┌──

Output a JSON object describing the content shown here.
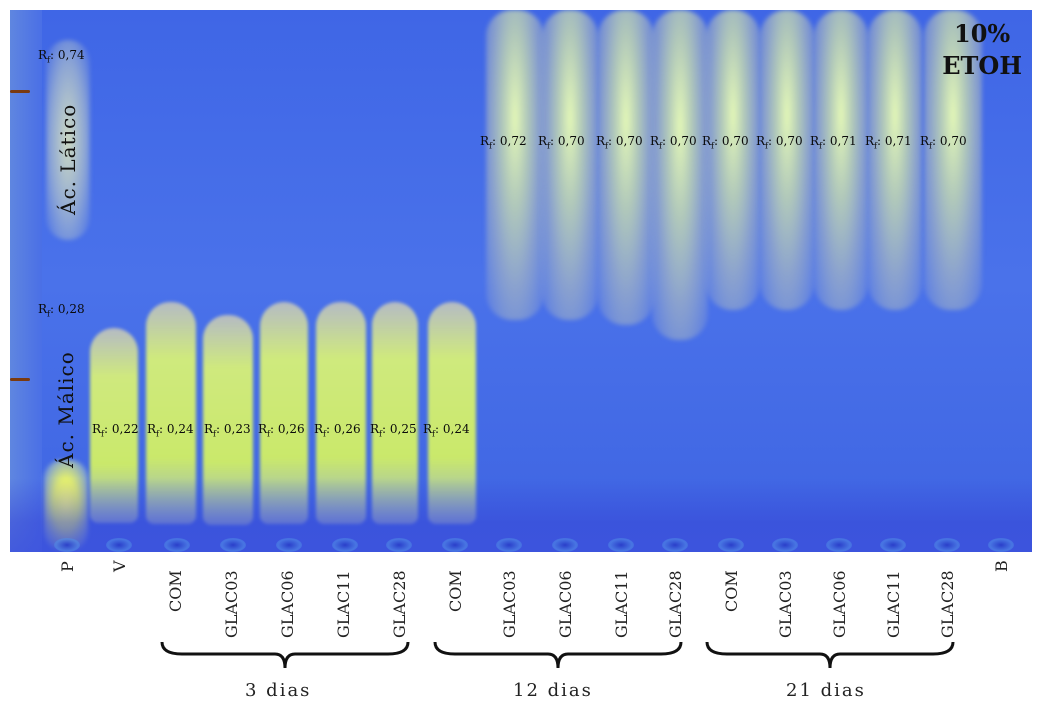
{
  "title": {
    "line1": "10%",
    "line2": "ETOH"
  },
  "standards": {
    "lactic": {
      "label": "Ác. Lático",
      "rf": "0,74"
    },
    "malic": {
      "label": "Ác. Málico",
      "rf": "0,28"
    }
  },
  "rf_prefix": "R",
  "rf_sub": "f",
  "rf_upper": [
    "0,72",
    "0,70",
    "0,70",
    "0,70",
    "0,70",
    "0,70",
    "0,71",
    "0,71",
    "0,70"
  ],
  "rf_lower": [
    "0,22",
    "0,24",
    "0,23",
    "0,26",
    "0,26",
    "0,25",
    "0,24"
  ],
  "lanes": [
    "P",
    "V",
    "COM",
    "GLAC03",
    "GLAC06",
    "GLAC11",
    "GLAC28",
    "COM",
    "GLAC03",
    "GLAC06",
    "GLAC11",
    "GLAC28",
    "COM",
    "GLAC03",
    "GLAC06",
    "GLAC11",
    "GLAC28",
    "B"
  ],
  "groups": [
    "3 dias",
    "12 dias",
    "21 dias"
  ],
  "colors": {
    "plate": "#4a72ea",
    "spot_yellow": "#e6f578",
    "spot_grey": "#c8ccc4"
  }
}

└──
┌──

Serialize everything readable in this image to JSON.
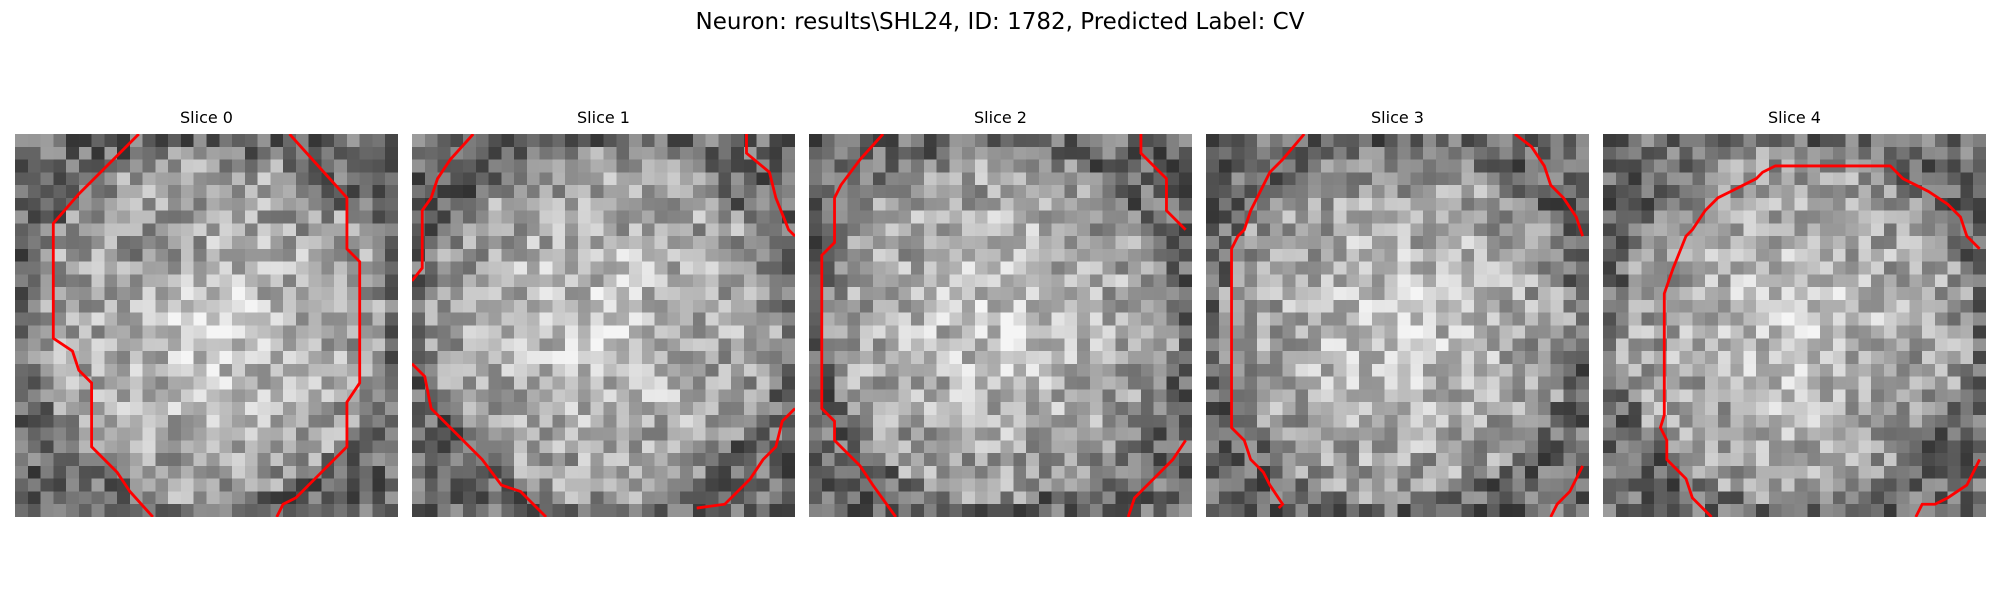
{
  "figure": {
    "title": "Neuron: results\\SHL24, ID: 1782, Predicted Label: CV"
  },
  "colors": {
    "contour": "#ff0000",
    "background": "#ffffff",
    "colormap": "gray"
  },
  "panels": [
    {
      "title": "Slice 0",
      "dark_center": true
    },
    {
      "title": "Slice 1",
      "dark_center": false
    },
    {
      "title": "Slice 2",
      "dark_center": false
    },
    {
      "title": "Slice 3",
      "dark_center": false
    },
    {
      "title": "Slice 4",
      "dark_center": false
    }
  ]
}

└──
┌──

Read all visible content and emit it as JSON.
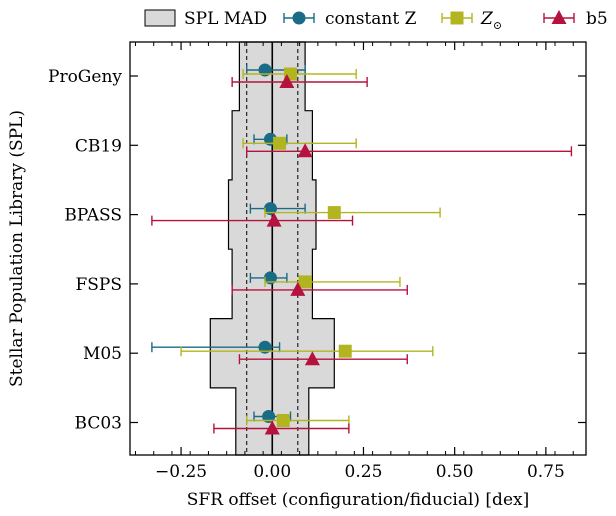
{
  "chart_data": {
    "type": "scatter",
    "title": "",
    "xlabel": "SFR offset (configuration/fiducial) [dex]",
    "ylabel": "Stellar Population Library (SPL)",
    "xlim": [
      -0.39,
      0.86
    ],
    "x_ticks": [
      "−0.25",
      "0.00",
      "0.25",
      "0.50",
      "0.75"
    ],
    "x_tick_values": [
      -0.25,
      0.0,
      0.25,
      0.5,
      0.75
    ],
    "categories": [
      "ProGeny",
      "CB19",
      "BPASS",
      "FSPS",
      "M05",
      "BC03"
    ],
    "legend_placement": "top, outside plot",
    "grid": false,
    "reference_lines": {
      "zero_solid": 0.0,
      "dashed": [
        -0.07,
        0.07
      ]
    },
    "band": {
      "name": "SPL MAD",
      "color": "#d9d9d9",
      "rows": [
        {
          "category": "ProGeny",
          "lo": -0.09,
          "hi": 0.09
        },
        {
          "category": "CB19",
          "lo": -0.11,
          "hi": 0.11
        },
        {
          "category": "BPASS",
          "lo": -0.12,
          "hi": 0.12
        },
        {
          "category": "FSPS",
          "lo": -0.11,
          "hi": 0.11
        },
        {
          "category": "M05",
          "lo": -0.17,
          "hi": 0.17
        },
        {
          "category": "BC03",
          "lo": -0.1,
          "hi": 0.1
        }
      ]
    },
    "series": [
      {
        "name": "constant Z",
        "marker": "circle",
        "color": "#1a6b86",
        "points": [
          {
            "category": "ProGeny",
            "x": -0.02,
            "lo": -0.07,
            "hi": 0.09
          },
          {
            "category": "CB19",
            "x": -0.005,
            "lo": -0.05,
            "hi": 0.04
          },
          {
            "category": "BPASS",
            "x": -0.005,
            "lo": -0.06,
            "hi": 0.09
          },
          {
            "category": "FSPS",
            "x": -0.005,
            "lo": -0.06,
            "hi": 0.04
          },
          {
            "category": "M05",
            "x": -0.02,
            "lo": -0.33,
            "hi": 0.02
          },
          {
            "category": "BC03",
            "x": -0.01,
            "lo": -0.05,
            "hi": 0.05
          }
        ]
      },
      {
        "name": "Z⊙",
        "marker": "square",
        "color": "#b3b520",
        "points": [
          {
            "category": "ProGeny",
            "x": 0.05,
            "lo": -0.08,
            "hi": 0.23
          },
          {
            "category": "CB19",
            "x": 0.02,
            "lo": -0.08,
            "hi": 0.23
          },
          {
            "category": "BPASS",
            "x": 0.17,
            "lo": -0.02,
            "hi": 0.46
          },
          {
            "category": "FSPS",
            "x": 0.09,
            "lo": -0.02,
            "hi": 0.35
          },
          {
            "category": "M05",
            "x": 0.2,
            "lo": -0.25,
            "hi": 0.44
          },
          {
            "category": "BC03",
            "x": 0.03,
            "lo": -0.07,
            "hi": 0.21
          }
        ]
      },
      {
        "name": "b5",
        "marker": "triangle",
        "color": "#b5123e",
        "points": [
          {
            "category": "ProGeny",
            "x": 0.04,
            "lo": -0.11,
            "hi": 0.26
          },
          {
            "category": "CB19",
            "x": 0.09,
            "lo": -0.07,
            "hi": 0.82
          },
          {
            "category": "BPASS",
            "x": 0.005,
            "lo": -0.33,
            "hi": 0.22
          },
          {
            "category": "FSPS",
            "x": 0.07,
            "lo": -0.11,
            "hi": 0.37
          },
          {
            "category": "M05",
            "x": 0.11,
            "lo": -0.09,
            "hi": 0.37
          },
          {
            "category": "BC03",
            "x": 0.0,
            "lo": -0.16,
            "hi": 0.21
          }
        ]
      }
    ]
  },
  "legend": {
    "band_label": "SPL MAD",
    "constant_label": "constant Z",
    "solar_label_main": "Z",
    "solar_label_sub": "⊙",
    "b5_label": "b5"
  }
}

└──

» WHAT YOU ARE ASKED TO DO: Pick out every line of the listing containing the word "Slice", and show those lines.

» ANSWER TO THIS PROBLEM:
      "title": "Slice 0",
      "title": "Slice 1",
      "title": "Slice 2",
      "title": "Slice 3",
      "title": "Slice 4",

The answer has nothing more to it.